Requirement. Count the lines containing "Χατζοπούλου". Give the number alone.

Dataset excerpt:
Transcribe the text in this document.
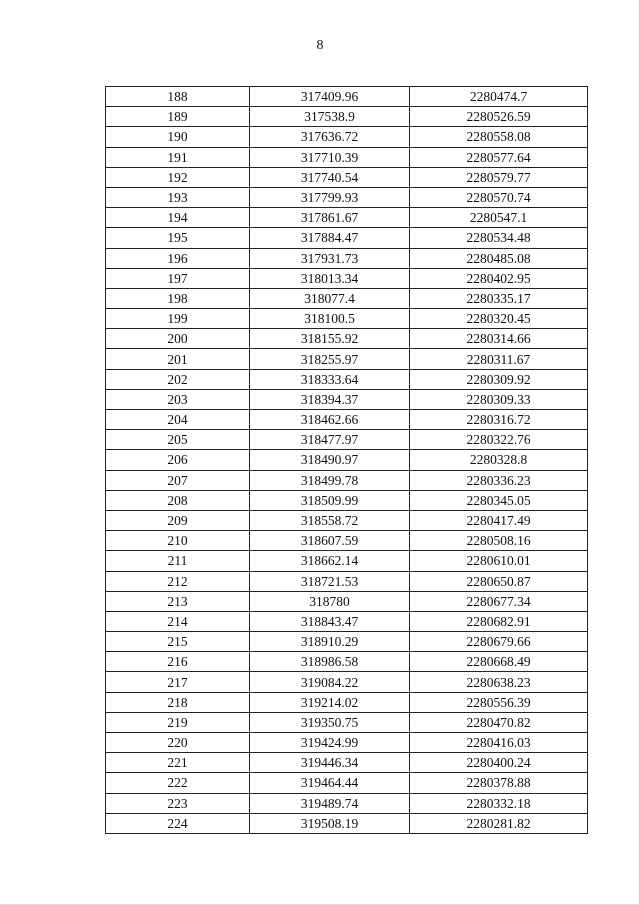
8
188	317409.96	2280474.7
189	317538.9	2280526.59
190	317636.72	2280558.08
191	317710.39	2280577.64
192	317740.54	2280579.77
193	317799.93	2280570.74
194	317861.67	2280547.1
195	317884.47	2280534.48
196	317931.73	2280485.08
197	318013.34	2280402.95
198	318077.4	2280335.17
199	318100.5	2280320.45
200	318155.92	2280314.66
201	318255.97	2280311.67
202	318333.64	2280309.92
203	318394.37	2280309.33
204	318462.66	2280316.72
205	318477.97	2280322.76
206	318490.97	2280328.8
207	318499.78	2280336.23
208	318509.99	2280345.05
209	318558.72	2280417.49
210	318607.59	2280508.16
211	318662.14	2280610.01
212	318721.53	2280650.87
213	318780	2280677.34
214	318843.47	2280682.91
215	318910.29	2280679.66
216	318986.58	2280668.49
217	319084.22	2280638.23
218	319214.02	2280556.39
219	319350.75	2280470.82
220	319424.99	2280416.03
221	319446.34	2280400.24
222	319464.44	2280378.88
223	319489.74	2280332.18
224	319508.19	2280281.82
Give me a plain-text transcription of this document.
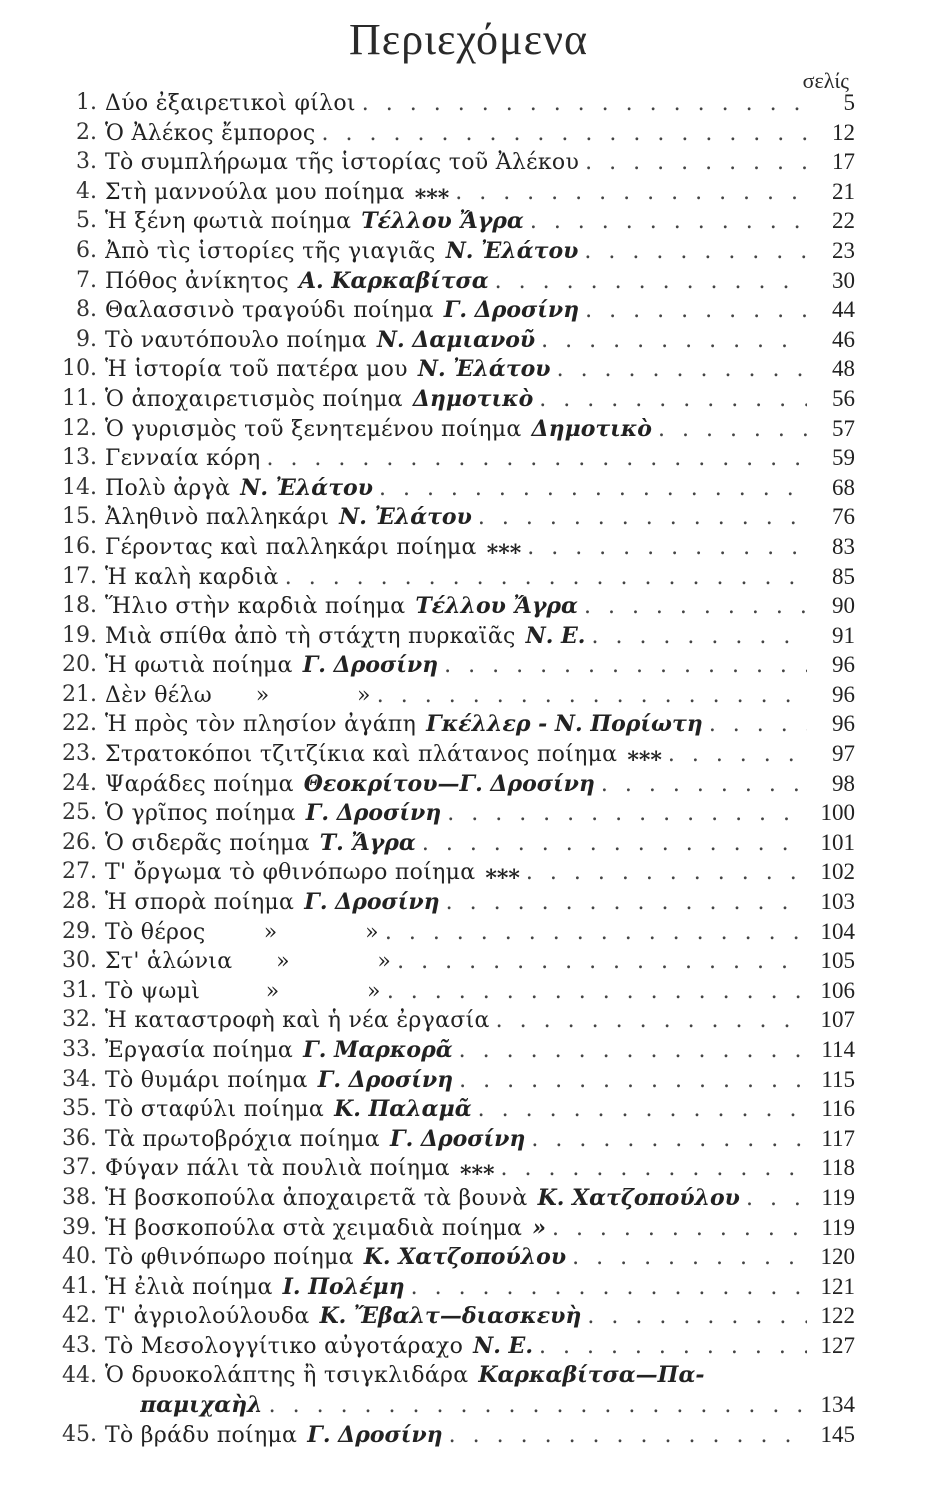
Περιεχόμενα
σελίς
1. Δύο ἐξαιρετικοὶ φίλοι . . .	5
2. Ὁ Ἀλέκος ἔμπορος . . .	12
3. Τὸ συμπλήρωμα τῆς ἱστορίας τοῦ Ἀλέκου . . .	17
4. Στὴ μαννούλα μου ποίημα ⁎⁎⁎ . . .	21
5. Ἡ ξένη φωτιὰ ποίημα Τέλλου Ἄγρα . . .	22
6. Ἀπὸ τὶς ἱστορίες τῆς γιαγιᾶς Ν. Ἐλάτου . . .	23
7. Πόθος ἀνίκητος Α. Καρκαβίτσα . . .	30
8. Θαλασσινὸ τραγούδι ποίημα Γ. Δροσίνη . . .	44
9. Τὸ ναυτόπουλο ποίημα Ν. Δαμιανοῦ . . .	46
10. Ἡ ἱστορία τοῦ πατέρα μου Ν. Ἐλάτου . . .	48
11. Ὁ ἀποχαιρετισμὸς ποίημα Δημοτικὸ . . .	56
12. Ὁ γυρισμὸς τοῦ ξενητεμένου ποίημα Δημοτικὸ . . .	57
13. Γενναία κόρη . . .	59
14. Πολὺ ἀργὰ Ν. Ἐλάτου . . .	68
15. Ἀληθινὸ παλληκάρι Ν. Ἐλάτου . . .	76
16. Γέροντας καὶ παλληκάρι ποίημα ⁎⁎⁎ . . .	83
17. Ἡ καλὴ καρδιὰ . . .	85
18. Ἥλιο στὴν καρδιὰ ποίημα Τέλλου Ἄγρα . . .	90
19. Μιὰ σπίθα ἀπὸ τὴ στάχτη πυρκαϊᾶς Ν. Ε. . . .	91
20. Ἡ φωτιὰ ποίημα Γ. Δροσίνη . . .	96
21. Δὲν θέλω      »            » . . .	96
22. Ἡ πρὸς τὸν πλησίον ἀγάπη Γκέλλερ - Ν. Πορίωτη . . .	96
23. Στρατοκόποι τζιτζίκια καὶ πλάτανος ποίημα ⁎⁎⁎ . . .	97
24. Ψαράδες ποίημα Θεοκρίτου—Γ. Δροσίνη . . .	98
25. Ὁ γρῖπος ποίημα Γ. Δροσίνη . . .	100
26. Ὁ σιδερᾶς ποίημα Τ. Ἄγρα . . .	101
27. Τ' ὄργωμα τὸ φθινόπωρο ποίημα ⁎⁎⁎ . . .	102
28. Ἡ σπορὰ ποίημα Γ. Δροσίνη . . .	103
29. Τὸ θέρος        »            » . . .	104
30. Στ' ἁλώνια      »            » . . .	105
31. Τὸ ψωμὶ         »            » . . .	106
32. Ἡ καταστροφὴ καὶ ἡ νέα ἐργασία . . .	107
33. Ἐργασία ποίημα Γ. Μαρκορᾶ . . .	114
34. Τὸ θυμάρι ποίημα Γ. Δροσίνη . . .	115
35. Τὸ σταφύλι ποίημα Κ. Παλαμᾶ . . .	116
36. Τὰ πρωτοβρόχια ποίημα Γ. Δροσίνη . . .	117
37. Φύγαν πάλι τὰ πουλιὰ ποίημα ⁎⁎⁎ . . .	118
38. Ἡ βοσκοπούλα ἀποχαιρετᾶ τὰ βουνὰ Κ. Χατζοπούλου . . .	119
39. Ἡ βοσκοπούλα στὰ χειμαδιὰ ποίημα » . . .	119
40. Τὸ φθινόπωρο ποίημα Κ. Χατζοπούλου . . .	120
41. Ἡ ἐλιὰ ποίημα Ι. Πολέμη . . .	121
42. Τ' ἀγριολούλουδα Κ. Ἔβαλτ—διασκευὴ . . .	122
43. Τὸ Μεσολογγίτικο αὐγοτάραχο Ν. Ε. . . .	127
44. Ὁ δρυοκολάπτης ἢ τσιγκλιδάρα Καρκαβίτσα—Πα-
παμιχαὴλ . . .	134
45. Τὸ βράδυ ποίημα Γ. Δροσίνη . . .	145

Answer to the task. 2